▶

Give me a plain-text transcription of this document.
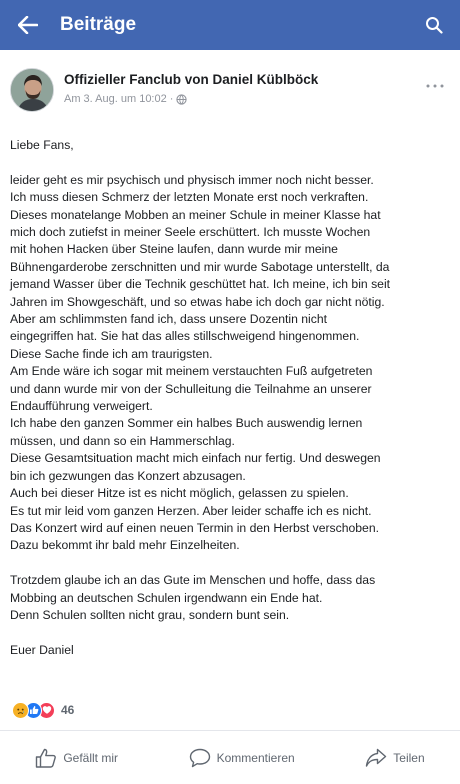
Beiträge
Offizieller Fanclub von Daniel Küblböck
Am 3. Aug. um 10:02 ·

Liebe Fans,

leider geht es mir psychisch und physisch immer noch nicht besser.
Ich muss diesen Schmerz der letzten Monate erst noch verkraften.
Dieses monatelange Mobben an meiner Schule in meiner Klasse hat
mich doch zutiefst in meiner Seele erschüttert. Ich musste Wochen
mit hohen Hacken über Steine laufen, dann wurde mir meine
Bühnengarderobe zerschnitten und mir wurde Sabotage unterstellt, da
jemand Wasser über die Technik geschüttet hat. Ich meine, ich bin seit
Jahren im Showgeschäft, und so etwas habe ich doch gar nicht nötig.
Aber am schlimmsten fand ich, dass unsere Dozentin nicht
eingegriffen hat. Sie hat das alles stillschweigend hingenommen.
Diese Sache finde ich am traurigsten.
Am Ende wäre ich sogar mit meinem verstauchten Fuß aufgetreten
und dann wurde mir von der Schulleitung die Teilnahme an unserer
Endaufführung verweigert.
Ich habe den ganzen Sommer ein halbes Buch auswendig lernen
müssen, und dann so ein Hammerschlag.
Diese Gesamtsituation macht mich einfach nur fertig. Und deswegen
bin ich gezwungen das Konzert abzusagen.
Auch bei dieser Hitze ist es nicht möglich, gelassen zu spielen.
Es tut mir leid vom ganzen Herzen. Aber leider schaffe ich es nicht.
Das Konzert wird auf einen neuen Termin in den Herbst verschoben.
Dazu bekommt ihr bald mehr Einzelheiten.

Trotzdem glaube ich an das Gute im Menschen und hoffe, dass das
Mobbing an deutschen Schulen irgendwann ein Ende hat.
Denn Schulen sollten nicht grau, sondern bunt sein.

Euer Daniel

46
Gefällt mir	Kommentieren	Teilen
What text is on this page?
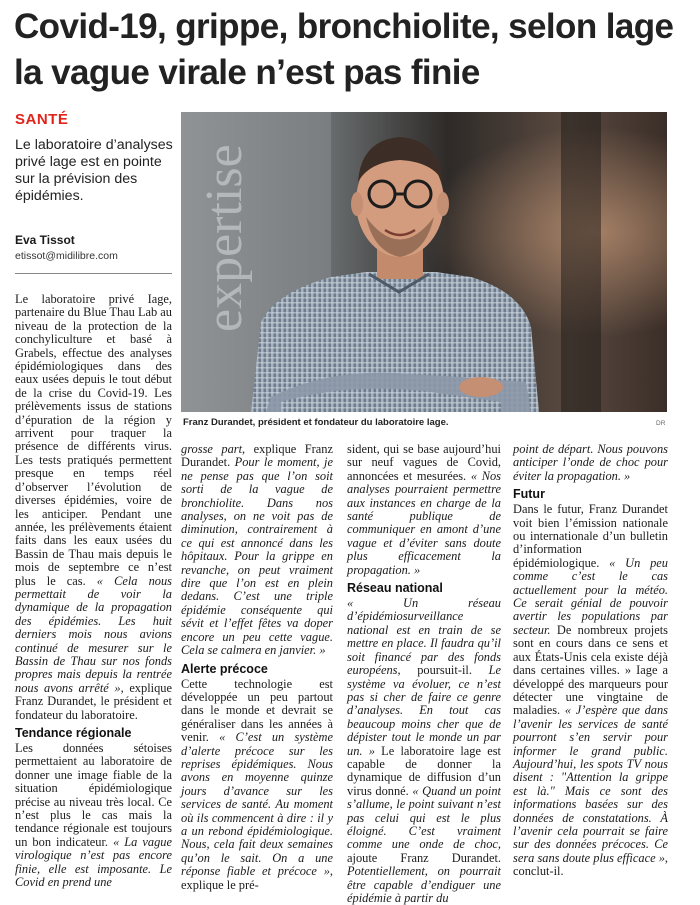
Covid-19, grippe, bronchiolite, selon lage la vague virale n’est pas finie
SANTÉ
Le laboratoire d’analyses privé lage est en pointe sur la prévision des épidémies.
Eva Tissot
etissot@midilibre.com expertise
Franz Durandet, président et fondateur du laboratoire lage.	DR

Le laboratoire privé Iage, partenaire du Blue Thau Lab au niveau de la protection de la conchyliculture et basé à Grabels, effectue des analyses épidémiologiques dans des eaux usées depuis le tout début de la crise du Covid-19. Les prélèvements issus de stations d’épuration de la région y arrivent pour traquer la présence de différents virus. Les tests pratiqués permettent presque en temps réel d’observer l’évolution de diverses épidémies, voire de les anticiper. Pendant une année, les prélèvements étaient faits dans les eaux usées du Bassin de Thau mais depuis le mois de septembre ce n’est plus le cas. « Cela nous permettait de voir la dynamique de la propagation des épidémies. Les huit derniers mois nous avions continué de mesurer sur le Bassin de Thau sur nos fonds propres mais depuis la rentrée nous avons arrêté », explique Franz Durandet, le président et fondateur du laboratoire.

Tendance régionale

Les données sétoises permettaient au laboratoire de donner une image fiable de la situation épidémiologique précise au niveau très local. Ce n’est plus le cas mais la tendance régionale est toujours un bon indicateur. « La vague virologique n’est pas encore finie, elle est imposante. Le Covid en prend une

grosse part, explique Franz Durandet. Pour le moment, je ne pense pas que l’on soit sorti de la vague de bronchiolite. Dans nos analyses, on ne voit pas de diminution, contrairement à ce qui est annoncé dans les hôpitaux. Pour la grippe en revanche, on peut vraiment dire que l’on est en plein dedans. C’est une triple épidémie conséquente qui sévit et l’effet fêtes va doper encore un peu cette vague. Cela se calmera en janvier. »

Alerte précoce

Cette technologie est développée un peu partout dans le monde et devrait se généraliser dans les années à venir. « C’est un système d’alerte précoce sur les reprises épidémiques. Nous avons en moyenne quinze jours d’avance sur les services de santé. Au moment où ils commencent à dire : il y a un rebond épidémiologique. Nous, cela fait deux semaines qu’on le sait. On a une réponse fiable et précoce », explique le pré-

sident, qui se base aujourd’hui sur neuf vagues de Covid, annoncées et mesurées. « Nos analyses pourraient permettre aux instances en charge de la santé publique de communiquer en amont d’une vague et d’éviter sans doute plus efficacement la propagation. »

Réseau national

« Un réseau d’épidémiosurveillance national est en train de se mettre en place. Il faudra qu’il soit financé par des fonds européens, poursuit-il. Le système va évoluer, ce n’est pas si cher de faire ce genre d’analyses. En tout cas beaucoup moins cher que de dépister tout le monde un par un. » Le laboratoire lage est capable de donner la dynamique de diffusion d’un virus donné. « Quand un point s’allume, le point suivant n’est pas celui qui est le plus éloigné. C’est vraiment comme une onde de choc, ajoute Franz Durandet. Potentiellement, on pourrait être capable d’endiguer une épidémie à partir du

point de départ. Nous pouvons anticiper l’onde de choc pour éviter la propagation. »

Futur

Dans le futur, Franz Durandet voit bien l’émission nationale ou internationale d’un bulletin d’information épidémiologique. « Un peu comme c’est le cas actuellement pour la météo. Ce serait génial de pouvoir avertir les populations par secteur. De nombreux projets sont en cours dans ce sens et aux États-Unis cela existe déjà dans certaines villes. » Iage a développé des marqueurs pour détecter une vingtaine de maladies. « J’espère que dans l’avenir les services de santé pourront s’en servir pour informer le grand public. Aujourd’hui, les spots TV nous disent : "Attention la grippe est là." Mais ce sont des informations basées sur des données de constatations. À l’avenir cela pourrait se faire sur des données précoces. Ce sera sans doute plus efficace », conclut-il.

◀

_Task item_
Nothing but the pictures may be dropped; output the records above exactly.

_Written reply_
Give me a plain-text transcription of this document.
Beiträge
Offizieller Fanclub von Daniel Küblböck
Am 3. Aug. um 10:02 ·

Liebe Fans,

leider geht es mir psychisch und physisch immer noch nicht besser.
Ich muss diesen Schmerz der letzten Monate erst noch verkraften.
Dieses monatelange Mobben an meiner Schule in meiner Klasse hat
mich doch zutiefst in meiner Seele erschüttert. Ich musste Wochen
mit hohen Hacken über Steine laufen, dann wurde mir meine
Bühnengarderobe zerschnitten und mir wurde Sabotage unterstellt, da
jemand Wasser über die Technik geschüttet hat. Ich meine, ich bin seit
Jahren im Showgeschäft, und so etwas habe ich doch gar nicht nötig.
Aber am schlimmsten fand ich, dass unsere Dozentin nicht
eingegriffen hat. Sie hat das alles stillschweigend hingenommen.
Diese Sache finde ich am traurigsten.
Am Ende wäre ich sogar mit meinem verstauchten Fuß aufgetreten
und dann wurde mir von der Schulleitung die Teilnahme an unserer
Endaufführung verweigert.
Ich habe den ganzen Sommer ein halbes Buch auswendig lernen
müssen, und dann so ein Hammerschlag.
Diese Gesamtsituation macht mich einfach nur fertig. Und deswegen
bin ich gezwungen das Konzert abzusagen.
Auch bei dieser Hitze ist es nicht möglich, gelassen zu spielen.
Es tut mir leid vom ganzen Herzen. Aber leider schaffe ich es nicht.
Das Konzert wird auf einen neuen Termin in den Herbst verschoben.
Dazu bekommt ihr bald mehr Einzelheiten.

Trotzdem glaube ich an das Gute im Menschen und hoffe, dass das
Mobbing an deutschen Schulen irgendwann ein Ende hat.
Denn Schulen sollten nicht grau, sondern bunt sein.

Euer Daniel

46
Gefällt mir	Kommentieren	Teilen
What text is on this page?
Covid-19, grippe, bronchiolite, selon lage la vague virale n’est pas finie
SANTÉ
Le laboratoire d’analyses privé lage est en pointe sur la prévision des épidémies.
Eva Tissot
etissot@midilibre.com expertise
Franz Durandet, président et fondateur du laboratoire lage.	DR

Le laboratoire privé Iage, partenaire du Blue Thau Lab au niveau de la protection de la conchyliculture et basé à Grabels, effectue des analyses épidémiologiques dans des eaux usées depuis le tout début de la crise du Covid-19. Les prélèvements issus de stations d’épuration de la région y arrivent pour traquer la présence de différents virus. Les tests pratiqués permettent presque en temps réel d’observer l’évolution de diverses épidémies, voire de les anticiper. Pendant une année, les prélèvements étaient faits dans les eaux usées du Bassin de Thau mais depuis le mois de septembre ce n’est plus le cas. « Cela nous permettait de voir la dynamique de la propagation des épidémies. Les huit derniers mois nous avions continué de mesurer sur le Bassin de Thau sur nos fonds propres mais depuis la rentrée nous avons arrêté », explique Franz Durandet, le président et fondateur du laboratoire.

Tendance régionale

Les données sétoises permettaient au laboratoire de donner une image fiable de la situation épidémiologique précise au niveau très local. Ce n’est plus le cas mais la tendance régionale est toujours un bon indicateur. « La vague virologique n’est pas encore finie, elle est imposante. Le Covid en prend une

grosse part, explique Franz Durandet. Pour le moment, je ne pense pas que l’on soit sorti de la vague de bronchiolite. Dans nos analyses, on ne voit pas de diminution, contrairement à ce qui est annoncé dans les hôpitaux. Pour la grippe en revanche, on peut vraiment dire que l’on est en plein dedans. C’est une triple épidémie conséquente qui sévit et l’effet fêtes va doper encore un peu cette vague. Cela se calmera en janvier. »

Alerte précoce

Cette technologie est développée un peu partout dans le monde et devrait se généraliser dans les années à venir. « C’est un système d’alerte précoce sur les reprises épidémiques. Nous avons en moyenne quinze jours d’avance sur les services de santé. Au moment où ils commencent à dire : il y a un rebond épidémiologique. Nous, cela fait deux semaines qu’on le sait. On a une réponse fiable et précoce », explique le pré-

sident, qui se base aujourd’hui sur neuf vagues de Covid, annoncées et mesurées. « Nos analyses pourraient permettre aux instances en charge de la santé publique de communiquer en amont d’une vague et d’éviter sans doute plus efficacement la propagation. »

Réseau national

« Un réseau d’épidémiosurveillance national est en train de se mettre en place. Il faudra qu’il soit financé par des fonds européens, poursuit-il. Le système va évoluer, ce n’est pas si cher de faire ce genre d’analyses. En tout cas beaucoup moins cher que de dépister tout le monde un par un. » Le laboratoire lage est capable de donner la dynamique de diffusion d’un virus donné. « Quand un point s’allume, le point suivant n’est pas celui qui est le plus éloigné. C’est vraiment comme une onde de choc, ajoute Franz Durandet. Potentiellement, on pourrait être capable d’endiguer une épidémie à partir du

point de départ. Nous pouvons anticiper l’onde de choc pour éviter la propagation. »

Futur

Dans le futur, Franz Durandet voit bien l’émission nationale ou internationale d’un bulletin d’information épidémiologique. « Un peu comme c’est le cas actuellement pour la météo. Ce serait génial de pouvoir avertir les populations par secteur. De nombreux projets sont en cours dans ce sens et aux États-Unis cela existe déjà dans certaines villes. » Iage a développé des marqueurs pour détecter une vingtaine de maladies. « J’espère que dans l’avenir les services de santé pourront s’en servir pour informer le grand public. Aujourd’hui, les spots TV nous disent : "Attention la grippe est là." Mais ce sont des informations basées sur des données de constatations. À l’avenir cela pourrait se faire sur des données précoces. Ce sera sans doute plus efficace », conclut-il.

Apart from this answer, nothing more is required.